SHORT PROBLEM >>
Transcribe all the entries word for word, skipping the pictures.

AVAILABLE DATA >>
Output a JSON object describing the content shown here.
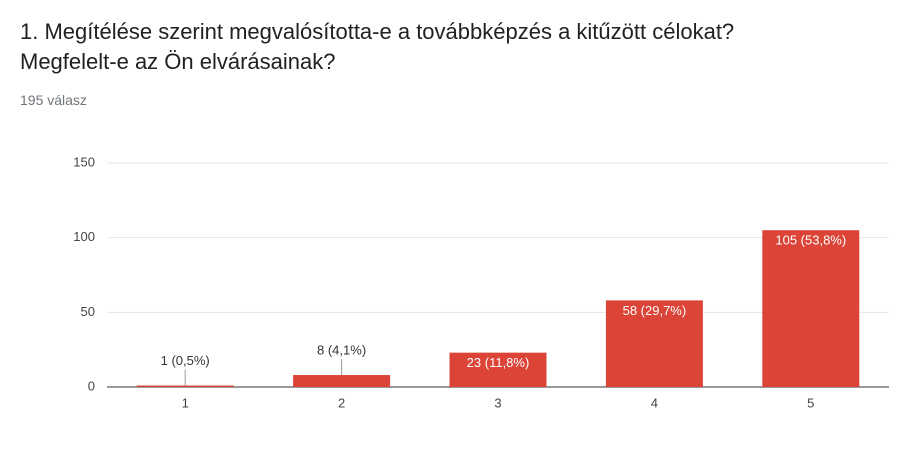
{
  "chart_data": {
    "type": "bar",
    "title": "1. Megítélése szerint megvalósította-e a továbbképzés a kitűzött célokat? Megfelelt-e az Ön elvárásainak?",
    "subtitle": "195 válasz",
    "categories": [
      "1",
      "2",
      "3",
      "4",
      "5"
    ],
    "values": [
      1,
      8,
      23,
      58,
      105
    ],
    "value_labels": [
      "1 (0,5%)",
      "8 (4,1%)",
      "23 (11,8%)",
      "58 (29,7%)",
      "105 (53,8%)"
    ],
    "color": "#db4437",
    "ylim": [
      0,
      150
    ],
    "yticks": [
      0,
      50,
      100,
      150
    ],
    "grid": true
  }
}
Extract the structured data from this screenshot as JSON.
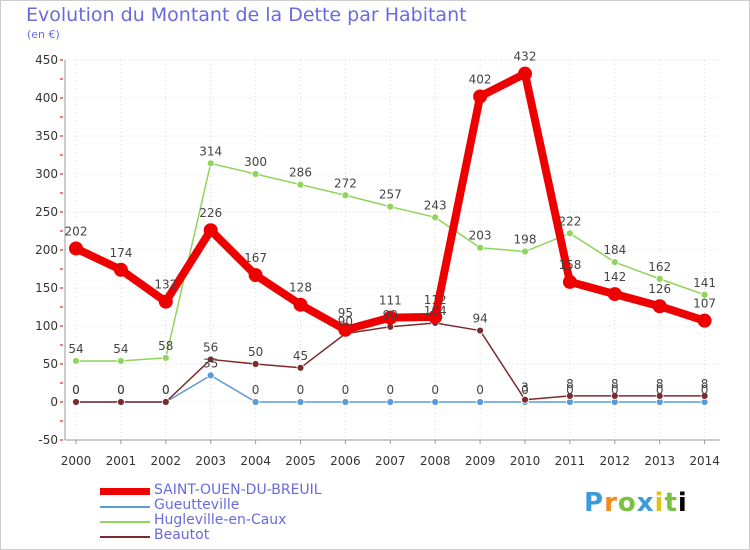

WORKED ANSWER >>
Output a JSON object describing the content shown here.
{
  "chart_data": {
    "type": "bar",
    "title": "1. Megítélése szerint megvalósította-e a továbbképzés a kitűzött célokat? Megfelelt-e az Ön elvárásainak?",
    "subtitle": "195 válasz",
    "categories": [
      "1",
      "2",
      "3",
      "4",
      "5"
    ],
    "values": [
      1,
      8,
      23,
      58,
      105
    ],
    "value_labels": [
      "1 (0,5%)",
      "8 (4,1%)",
      "23 (11,8%)",
      "58 (29,7%)",
      "105 (53,8%)"
    ],
    "color": "#db4437",
    "ylim": [
      0,
      150
    ],
    "yticks": [
      0,
      50,
      100,
      150
    ],
    "grid": true
  }
}
Extract the structured data from this screenshot as JSON.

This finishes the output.